=== PROBLEM DESCRIPTION ===
Find how many lines in the material hold the word "Company", then state that number and nothing more.

═══ RECORDS SHOWN

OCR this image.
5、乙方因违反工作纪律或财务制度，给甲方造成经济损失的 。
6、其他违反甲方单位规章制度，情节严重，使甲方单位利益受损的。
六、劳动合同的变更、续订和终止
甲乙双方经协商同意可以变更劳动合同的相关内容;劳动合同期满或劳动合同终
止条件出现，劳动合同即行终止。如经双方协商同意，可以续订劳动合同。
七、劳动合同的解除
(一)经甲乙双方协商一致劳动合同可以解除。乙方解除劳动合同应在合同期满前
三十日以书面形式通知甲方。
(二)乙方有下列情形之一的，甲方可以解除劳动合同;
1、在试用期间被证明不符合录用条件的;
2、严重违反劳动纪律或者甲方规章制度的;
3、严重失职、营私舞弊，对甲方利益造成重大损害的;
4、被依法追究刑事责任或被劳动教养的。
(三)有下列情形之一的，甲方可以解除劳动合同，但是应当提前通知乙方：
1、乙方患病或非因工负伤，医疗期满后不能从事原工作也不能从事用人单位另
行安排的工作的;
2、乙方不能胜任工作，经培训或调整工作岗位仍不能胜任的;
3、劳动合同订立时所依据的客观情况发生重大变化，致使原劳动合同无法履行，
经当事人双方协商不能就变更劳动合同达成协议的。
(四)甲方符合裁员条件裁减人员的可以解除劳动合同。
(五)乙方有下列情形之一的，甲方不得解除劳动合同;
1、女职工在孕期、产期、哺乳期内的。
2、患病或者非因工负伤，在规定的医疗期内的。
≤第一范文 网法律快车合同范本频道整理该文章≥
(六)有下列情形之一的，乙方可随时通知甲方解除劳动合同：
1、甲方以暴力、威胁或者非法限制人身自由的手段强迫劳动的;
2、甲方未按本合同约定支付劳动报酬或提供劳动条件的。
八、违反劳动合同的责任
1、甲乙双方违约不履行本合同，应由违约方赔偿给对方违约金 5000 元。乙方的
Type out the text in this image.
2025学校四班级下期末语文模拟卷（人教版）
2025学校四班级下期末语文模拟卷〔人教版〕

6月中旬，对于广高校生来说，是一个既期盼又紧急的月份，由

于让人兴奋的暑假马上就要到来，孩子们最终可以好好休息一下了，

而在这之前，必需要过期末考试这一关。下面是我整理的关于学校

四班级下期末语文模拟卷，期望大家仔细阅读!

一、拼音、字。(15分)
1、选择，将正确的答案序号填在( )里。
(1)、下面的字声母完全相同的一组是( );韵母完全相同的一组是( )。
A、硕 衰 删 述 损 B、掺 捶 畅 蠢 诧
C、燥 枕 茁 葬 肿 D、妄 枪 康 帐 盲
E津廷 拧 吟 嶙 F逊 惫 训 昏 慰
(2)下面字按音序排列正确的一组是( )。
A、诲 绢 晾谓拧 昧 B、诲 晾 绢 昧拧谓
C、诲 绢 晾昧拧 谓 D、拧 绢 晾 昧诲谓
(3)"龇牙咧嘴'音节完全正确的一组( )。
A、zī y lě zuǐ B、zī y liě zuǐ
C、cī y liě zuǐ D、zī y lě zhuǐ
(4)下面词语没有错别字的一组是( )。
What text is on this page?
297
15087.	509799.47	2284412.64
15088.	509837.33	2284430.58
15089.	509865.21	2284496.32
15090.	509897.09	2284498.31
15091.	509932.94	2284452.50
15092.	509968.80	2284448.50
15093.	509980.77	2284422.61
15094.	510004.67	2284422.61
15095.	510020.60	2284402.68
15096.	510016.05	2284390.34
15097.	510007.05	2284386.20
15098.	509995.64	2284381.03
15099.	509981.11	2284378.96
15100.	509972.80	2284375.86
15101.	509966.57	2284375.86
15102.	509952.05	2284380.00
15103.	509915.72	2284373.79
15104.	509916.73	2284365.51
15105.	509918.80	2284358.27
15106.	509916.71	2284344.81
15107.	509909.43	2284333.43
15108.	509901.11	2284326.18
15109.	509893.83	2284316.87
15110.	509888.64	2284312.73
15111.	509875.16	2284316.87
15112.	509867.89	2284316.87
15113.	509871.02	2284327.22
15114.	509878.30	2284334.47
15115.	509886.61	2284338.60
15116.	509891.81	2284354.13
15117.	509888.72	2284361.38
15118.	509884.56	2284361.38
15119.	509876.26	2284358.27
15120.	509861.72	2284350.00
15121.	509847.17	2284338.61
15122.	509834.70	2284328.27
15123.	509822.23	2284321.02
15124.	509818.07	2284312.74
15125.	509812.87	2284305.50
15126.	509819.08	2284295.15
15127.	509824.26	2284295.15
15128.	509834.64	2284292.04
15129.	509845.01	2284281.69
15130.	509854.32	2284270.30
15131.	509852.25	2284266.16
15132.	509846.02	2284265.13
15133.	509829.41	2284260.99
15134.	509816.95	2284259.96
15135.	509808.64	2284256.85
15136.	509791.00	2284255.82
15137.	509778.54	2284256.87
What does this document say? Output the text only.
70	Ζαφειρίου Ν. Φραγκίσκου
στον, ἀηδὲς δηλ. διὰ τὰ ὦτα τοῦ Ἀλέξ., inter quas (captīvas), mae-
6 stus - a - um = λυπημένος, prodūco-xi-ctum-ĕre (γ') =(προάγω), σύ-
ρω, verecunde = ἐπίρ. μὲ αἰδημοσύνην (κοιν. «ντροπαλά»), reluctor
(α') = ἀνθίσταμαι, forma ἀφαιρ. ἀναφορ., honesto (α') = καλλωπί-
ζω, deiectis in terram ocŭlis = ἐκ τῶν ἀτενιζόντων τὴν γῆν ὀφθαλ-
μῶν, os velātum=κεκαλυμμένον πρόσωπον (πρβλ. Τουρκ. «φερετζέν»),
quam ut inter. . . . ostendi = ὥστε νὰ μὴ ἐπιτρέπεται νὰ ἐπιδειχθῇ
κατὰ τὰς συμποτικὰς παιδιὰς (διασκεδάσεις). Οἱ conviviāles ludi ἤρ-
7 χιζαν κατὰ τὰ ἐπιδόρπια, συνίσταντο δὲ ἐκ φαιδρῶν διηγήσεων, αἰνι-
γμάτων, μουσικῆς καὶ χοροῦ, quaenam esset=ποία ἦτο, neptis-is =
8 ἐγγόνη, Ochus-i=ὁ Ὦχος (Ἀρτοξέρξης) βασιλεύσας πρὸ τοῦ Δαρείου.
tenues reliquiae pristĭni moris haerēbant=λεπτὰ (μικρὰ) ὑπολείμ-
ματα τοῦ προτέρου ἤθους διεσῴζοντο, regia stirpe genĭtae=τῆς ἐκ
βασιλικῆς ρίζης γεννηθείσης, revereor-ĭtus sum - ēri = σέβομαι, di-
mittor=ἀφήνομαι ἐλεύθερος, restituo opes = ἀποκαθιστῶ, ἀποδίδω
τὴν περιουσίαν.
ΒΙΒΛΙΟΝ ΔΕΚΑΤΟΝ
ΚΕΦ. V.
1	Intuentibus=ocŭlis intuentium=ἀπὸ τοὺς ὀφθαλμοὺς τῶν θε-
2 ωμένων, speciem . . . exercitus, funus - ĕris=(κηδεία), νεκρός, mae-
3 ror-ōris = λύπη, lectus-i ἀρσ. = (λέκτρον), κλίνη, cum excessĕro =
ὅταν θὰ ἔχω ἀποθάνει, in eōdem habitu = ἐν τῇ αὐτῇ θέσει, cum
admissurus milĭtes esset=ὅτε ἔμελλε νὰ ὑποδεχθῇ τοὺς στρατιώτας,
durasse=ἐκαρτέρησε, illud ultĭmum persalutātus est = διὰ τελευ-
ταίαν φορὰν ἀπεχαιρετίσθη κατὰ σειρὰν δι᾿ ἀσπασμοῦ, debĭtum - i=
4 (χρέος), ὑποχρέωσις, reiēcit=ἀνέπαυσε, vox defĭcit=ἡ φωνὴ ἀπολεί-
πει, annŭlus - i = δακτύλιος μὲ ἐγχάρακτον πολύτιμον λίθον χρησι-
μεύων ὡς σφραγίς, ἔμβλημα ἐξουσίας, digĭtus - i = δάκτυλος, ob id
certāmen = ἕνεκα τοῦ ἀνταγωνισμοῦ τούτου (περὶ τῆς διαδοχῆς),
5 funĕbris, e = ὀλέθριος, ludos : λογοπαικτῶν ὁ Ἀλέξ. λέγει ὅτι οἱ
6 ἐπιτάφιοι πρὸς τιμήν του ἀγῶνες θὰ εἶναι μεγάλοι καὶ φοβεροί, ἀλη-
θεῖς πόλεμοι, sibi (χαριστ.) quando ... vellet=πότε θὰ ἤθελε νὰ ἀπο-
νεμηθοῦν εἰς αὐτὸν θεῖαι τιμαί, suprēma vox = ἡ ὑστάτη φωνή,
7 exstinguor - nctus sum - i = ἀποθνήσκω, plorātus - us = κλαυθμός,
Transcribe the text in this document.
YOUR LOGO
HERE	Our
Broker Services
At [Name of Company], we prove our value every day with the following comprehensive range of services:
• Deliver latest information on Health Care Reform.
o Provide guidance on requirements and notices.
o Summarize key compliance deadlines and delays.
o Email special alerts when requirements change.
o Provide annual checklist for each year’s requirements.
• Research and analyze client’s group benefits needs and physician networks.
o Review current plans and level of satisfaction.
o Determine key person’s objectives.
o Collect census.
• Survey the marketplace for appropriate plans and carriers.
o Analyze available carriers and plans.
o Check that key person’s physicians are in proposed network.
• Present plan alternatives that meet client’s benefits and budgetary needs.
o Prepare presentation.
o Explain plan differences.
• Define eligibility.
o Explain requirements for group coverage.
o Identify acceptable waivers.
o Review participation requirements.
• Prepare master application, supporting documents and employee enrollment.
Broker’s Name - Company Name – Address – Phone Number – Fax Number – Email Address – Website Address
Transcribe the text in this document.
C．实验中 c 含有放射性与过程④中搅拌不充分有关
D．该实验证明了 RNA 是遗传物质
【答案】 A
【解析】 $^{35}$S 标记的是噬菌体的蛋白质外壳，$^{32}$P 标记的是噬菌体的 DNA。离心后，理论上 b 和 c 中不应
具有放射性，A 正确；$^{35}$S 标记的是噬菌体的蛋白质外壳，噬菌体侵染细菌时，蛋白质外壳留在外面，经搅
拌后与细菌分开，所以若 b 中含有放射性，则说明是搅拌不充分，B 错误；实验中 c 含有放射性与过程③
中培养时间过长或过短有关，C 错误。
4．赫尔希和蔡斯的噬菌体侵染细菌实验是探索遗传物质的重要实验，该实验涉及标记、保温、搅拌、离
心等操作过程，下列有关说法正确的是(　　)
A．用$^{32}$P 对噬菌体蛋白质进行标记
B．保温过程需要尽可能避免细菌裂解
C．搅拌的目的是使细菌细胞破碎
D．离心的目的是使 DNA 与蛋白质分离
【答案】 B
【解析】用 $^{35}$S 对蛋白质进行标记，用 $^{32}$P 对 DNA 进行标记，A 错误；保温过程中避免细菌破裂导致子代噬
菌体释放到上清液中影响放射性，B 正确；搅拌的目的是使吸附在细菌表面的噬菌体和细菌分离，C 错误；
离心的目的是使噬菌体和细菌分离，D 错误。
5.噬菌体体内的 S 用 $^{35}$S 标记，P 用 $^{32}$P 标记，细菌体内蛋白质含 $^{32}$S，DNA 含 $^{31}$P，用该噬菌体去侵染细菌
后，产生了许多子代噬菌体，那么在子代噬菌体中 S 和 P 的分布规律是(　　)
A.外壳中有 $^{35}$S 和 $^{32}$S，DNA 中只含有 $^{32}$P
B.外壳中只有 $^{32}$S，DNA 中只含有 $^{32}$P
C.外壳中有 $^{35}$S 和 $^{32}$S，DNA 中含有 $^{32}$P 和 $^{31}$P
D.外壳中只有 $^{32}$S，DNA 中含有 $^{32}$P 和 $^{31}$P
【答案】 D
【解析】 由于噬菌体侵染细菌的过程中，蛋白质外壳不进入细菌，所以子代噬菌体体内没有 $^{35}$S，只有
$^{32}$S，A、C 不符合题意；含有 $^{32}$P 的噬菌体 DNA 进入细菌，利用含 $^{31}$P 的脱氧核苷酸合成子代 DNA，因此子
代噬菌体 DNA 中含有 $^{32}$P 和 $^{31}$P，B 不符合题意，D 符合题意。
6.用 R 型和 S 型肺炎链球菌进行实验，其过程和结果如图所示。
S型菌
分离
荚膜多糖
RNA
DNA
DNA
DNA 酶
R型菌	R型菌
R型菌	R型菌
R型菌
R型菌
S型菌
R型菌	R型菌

══════

=== COMPLETED TASK ===
2